§ Work to do
Leave out the pictures and copy everything else below exactly.

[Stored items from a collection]
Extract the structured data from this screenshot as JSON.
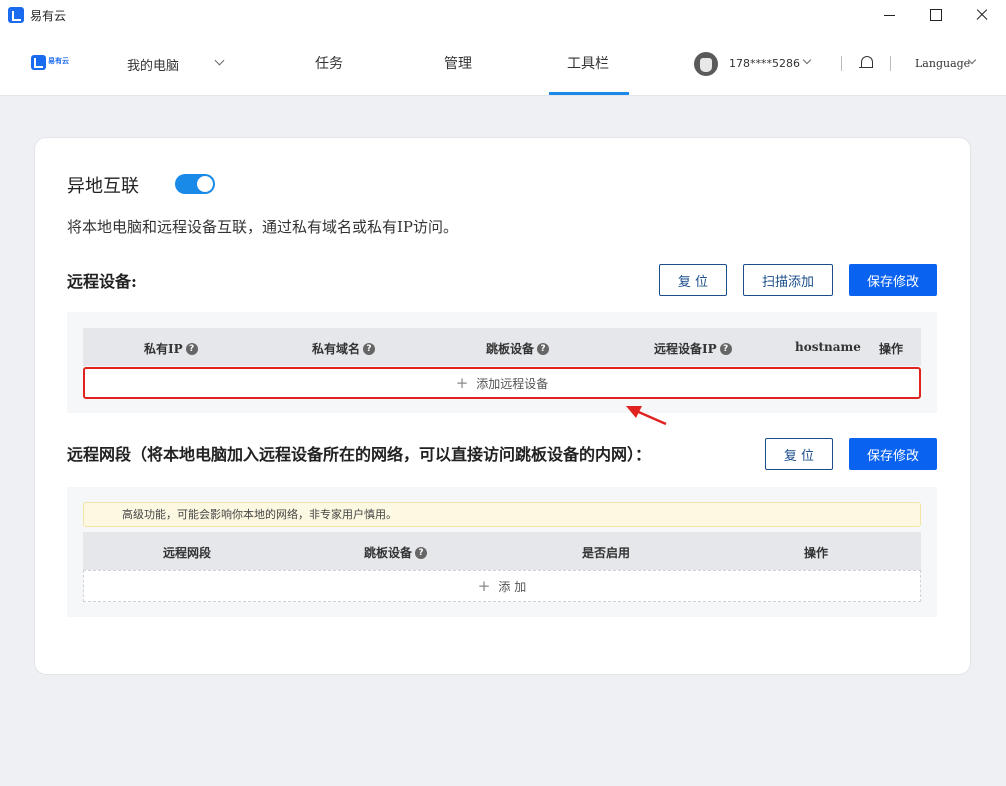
{
  "window": {
    "title": "易有云"
  },
  "nav": {
    "logo_text": "易有云",
    "pc_label": "我的电脑",
    "tasks": "任务",
    "manage": "管理",
    "toolbar": "工具栏",
    "user_phone": "178****5286",
    "language": "Language"
  },
  "feature": {
    "title": "异地互联",
    "enabled": true,
    "description": "将本地电脑和远程设备互联，通过私有域名或私有IP访问。"
  },
  "remote_devices": {
    "title": "远程设备:",
    "buttons": {
      "reset": "复 位",
      "scan_add": "扫描添加",
      "save": "保存修改"
    },
    "columns": [
      "私有IP",
      "私有域名",
      "跳板设备",
      "远程设备IP",
      "hostname",
      "操作"
    ],
    "add_label": "添加远程设备"
  },
  "remote_segments": {
    "title": "远程网段（将本地电脑加入远程设备所在的网络，可以直接访问跳板设备的内网）：",
    "buttons": {
      "reset": "复 位",
      "save": "保存修改"
    },
    "warning": "高级功能，可能会影响你本地的网络，非专家用户慎用。",
    "columns": [
      "远程网段",
      "跳板设备",
      "是否启用",
      "操作"
    ],
    "add_label": "添 加"
  },
  "colors": {
    "accent": "#1a8ae8",
    "primary_button": "#0a63f0",
    "highlight": "#e0231e"
  }
}
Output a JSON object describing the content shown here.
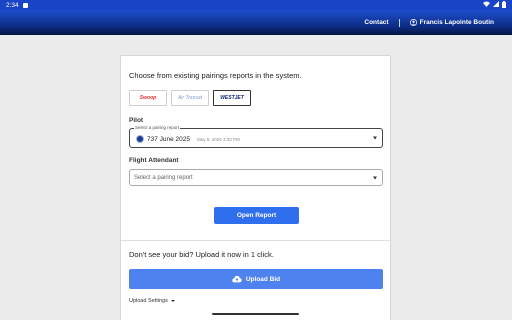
{
  "status_bar": {
    "time": "2:34"
  },
  "header": {
    "contact": "Contact",
    "user_name": "Francis Lapointe Boutin"
  },
  "card": {
    "heading": "Choose from existing pairings reports in the system.",
    "logos": [
      {
        "name": "Swoop",
        "text": "Swoop"
      },
      {
        "name": "Air Transat",
        "text": "Air Transat"
      },
      {
        "name": "WestJet",
        "text": "WESTJET"
      }
    ],
    "pilot": {
      "label": "Pilot",
      "field_label": "Select a pairing report",
      "value": "737 June 2025",
      "date": "May 8, 2025 3:33 PM"
    },
    "flight_attendant": {
      "label": "Flight Attendant",
      "placeholder": "Select a pairing report"
    },
    "open_report": "Open Report",
    "bid_prompt": "Don't see your bid? Upload it now in 1 click.",
    "upload_bid": "Upload Bid",
    "upload_settings": "Upload Settings"
  },
  "colors": {
    "accent": "#2f6fee",
    "header": "#0b2a7e"
  }
}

§ Task answer
Extract the structured data from this screenshot as JSON.
{
  "window": {
    "title": "易有云"
  },
  "nav": {
    "logo_text": "易有云",
    "pc_label": "我的电脑",
    "tasks": "任务",
    "manage": "管理",
    "toolbar": "工具栏",
    "user_phone": "178****5286",
    "language": "Language"
  },
  "feature": {
    "title": "异地互联",
    "enabled": true,
    "description": "将本地电脑和远程设备互联，通过私有域名或私有IP访问。"
  },
  "remote_devices": {
    "title": "远程设备:",
    "buttons": {
      "reset": "复 位",
      "scan_add": "扫描添加",
      "save": "保存修改"
    },
    "columns": [
      "私有IP",
      "私有域名",
      "跳板设备",
      "远程设备IP",
      "hostname",
      "操作"
    ],
    "add_label": "添加远程设备"
  },
  "remote_segments": {
    "title": "远程网段（将本地电脑加入远程设备所在的网络，可以直接访问跳板设备的内网）：",
    "buttons": {
      "reset": "复 位",
      "save": "保存修改"
    },
    "warning": "高级功能，可能会影响你本地的网络，非专家用户慎用。",
    "columns": [
      "远程网段",
      "跳板设备",
      "是否启用",
      "操作"
    ],
    "add_label": "添 加"
  },
  "colors": {
    "accent": "#1a8ae8",
    "primary_button": "#0a63f0",
    "highlight": "#e0231e"
  }
}
Output a JSON object describing the content shown here.
{
  "status_bar": {
    "time": "2:34"
  },
  "header": {
    "contact": "Contact",
    "user_name": "Francis Lapointe Boutin"
  },
  "card": {
    "heading": "Choose from existing pairings reports in the system.",
    "logos": [
      {
        "name": "Swoop",
        "text": "Swoop"
      },
      {
        "name": "Air Transat",
        "text": "Air Transat"
      },
      {
        "name": "WestJet",
        "text": "WESTJET"
      }
    ],
    "pilot": {
      "label": "Pilot",
      "field_label": "Select a pairing report",
      "value": "737 June 2025",
      "date": "May 8, 2025 3:33 PM"
    },
    "flight_attendant": {
      "label": "Flight Attendant",
      "placeholder": "Select a pairing report"
    },
    "open_report": "Open Report",
    "bid_prompt": "Don't see your bid? Upload it now in 1 click.",
    "upload_bid": "Upload Bid",
    "upload_settings": "Upload Settings"
  },
  "colors": {
    "accent": "#2f6fee",
    "header": "#0b2a7e"
  }
}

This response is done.